* Problem statement: Find the lines below that contain the string "risks". Copy each one.

start

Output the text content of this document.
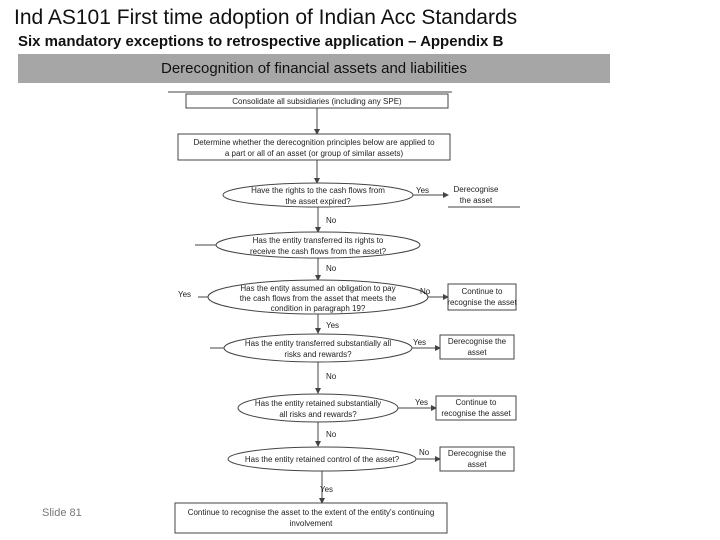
Ind AS101 First time adoption of Indian Acc Standards
Six mandatory exceptions to retrospective application – Appendix B
Derecognition of financial assets and liabilities
Consolidate all subsidiaries (including any SPE)
Determine whether the derecognition principles below are applied to
a part or all of an asset (or group of similar assets)
Have the rights to the cash flows from
the asset expired?
Yes	Derecognise
the asset
No
Has the entity transferred its rights to
receive the cash flows from the asset?
No
Has the entity assumed an obligation to pay
the cash flows from the asset that meets the
condition in paragraph 19?
Yes	No	Continue to
recognise the asset
Yes
Has the entity transferred substantially all
risks and rewards?
Yes	Derecognise the
asset
No
Has the entity retained substantially
all risks and rewards?
Yes	Continue to
recognise the asset
No
Has the entity retained control of the asset?
No Derecognise the
asset
Yes
Continue to recognise the asset to the extent of the entity's continuing
involvement
Slide 81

end

* Final answer:
risks and rewards?
all risks and rewards?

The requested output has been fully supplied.